Aim of the task
Give only the number of lines in the data that contain the word "элементов".

start

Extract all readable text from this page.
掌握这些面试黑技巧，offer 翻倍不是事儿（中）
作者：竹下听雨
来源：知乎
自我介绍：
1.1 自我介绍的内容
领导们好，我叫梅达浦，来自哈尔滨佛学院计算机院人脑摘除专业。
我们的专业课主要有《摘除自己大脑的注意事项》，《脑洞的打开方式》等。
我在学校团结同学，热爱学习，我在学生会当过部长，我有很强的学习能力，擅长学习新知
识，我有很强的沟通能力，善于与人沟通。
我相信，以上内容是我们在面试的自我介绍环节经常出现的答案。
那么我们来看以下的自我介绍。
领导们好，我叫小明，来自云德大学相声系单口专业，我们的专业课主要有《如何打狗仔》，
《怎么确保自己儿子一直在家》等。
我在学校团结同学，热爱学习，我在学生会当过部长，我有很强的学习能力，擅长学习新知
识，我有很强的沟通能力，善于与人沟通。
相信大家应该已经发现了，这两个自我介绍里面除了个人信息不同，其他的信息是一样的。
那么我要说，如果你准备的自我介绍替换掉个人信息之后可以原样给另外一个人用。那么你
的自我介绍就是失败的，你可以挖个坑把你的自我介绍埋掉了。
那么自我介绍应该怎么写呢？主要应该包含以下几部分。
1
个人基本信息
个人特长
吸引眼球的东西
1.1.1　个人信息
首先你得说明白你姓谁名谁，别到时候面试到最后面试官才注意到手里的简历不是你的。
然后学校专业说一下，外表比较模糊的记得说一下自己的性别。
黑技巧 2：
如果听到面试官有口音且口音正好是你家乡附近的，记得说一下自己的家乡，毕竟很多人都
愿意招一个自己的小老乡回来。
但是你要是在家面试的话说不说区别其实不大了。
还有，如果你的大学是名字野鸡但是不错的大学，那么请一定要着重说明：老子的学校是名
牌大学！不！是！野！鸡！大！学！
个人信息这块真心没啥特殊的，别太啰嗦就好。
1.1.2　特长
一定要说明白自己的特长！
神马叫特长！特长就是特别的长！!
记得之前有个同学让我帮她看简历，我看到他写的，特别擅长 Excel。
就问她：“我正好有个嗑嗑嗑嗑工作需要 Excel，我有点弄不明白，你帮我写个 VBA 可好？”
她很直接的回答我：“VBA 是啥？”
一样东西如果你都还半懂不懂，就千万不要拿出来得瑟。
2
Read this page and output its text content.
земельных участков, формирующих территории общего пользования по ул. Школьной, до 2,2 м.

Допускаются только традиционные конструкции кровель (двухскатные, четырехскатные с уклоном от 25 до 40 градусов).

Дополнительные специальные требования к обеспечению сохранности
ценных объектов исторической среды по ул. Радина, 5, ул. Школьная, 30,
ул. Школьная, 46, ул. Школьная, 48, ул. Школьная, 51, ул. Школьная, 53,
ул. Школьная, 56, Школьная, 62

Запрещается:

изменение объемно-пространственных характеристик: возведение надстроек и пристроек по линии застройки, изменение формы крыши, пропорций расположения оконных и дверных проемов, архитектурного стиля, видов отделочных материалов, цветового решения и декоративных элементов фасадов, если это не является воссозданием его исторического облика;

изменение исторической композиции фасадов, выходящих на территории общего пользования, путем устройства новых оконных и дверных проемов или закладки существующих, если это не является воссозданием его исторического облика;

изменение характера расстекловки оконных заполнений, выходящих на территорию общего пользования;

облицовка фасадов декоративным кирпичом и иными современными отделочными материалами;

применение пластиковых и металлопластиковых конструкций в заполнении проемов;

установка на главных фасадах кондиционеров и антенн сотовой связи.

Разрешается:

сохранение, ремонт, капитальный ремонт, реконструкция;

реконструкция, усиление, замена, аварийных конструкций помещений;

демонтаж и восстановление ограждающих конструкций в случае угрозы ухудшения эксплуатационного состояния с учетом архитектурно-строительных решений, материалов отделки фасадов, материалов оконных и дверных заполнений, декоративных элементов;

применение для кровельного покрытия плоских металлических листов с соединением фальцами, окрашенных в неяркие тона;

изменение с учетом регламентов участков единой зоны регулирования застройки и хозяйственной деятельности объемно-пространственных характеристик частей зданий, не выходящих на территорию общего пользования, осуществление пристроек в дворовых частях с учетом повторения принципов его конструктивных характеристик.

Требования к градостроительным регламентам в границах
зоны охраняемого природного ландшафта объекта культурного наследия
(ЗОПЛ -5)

end

Solution to the exercise
2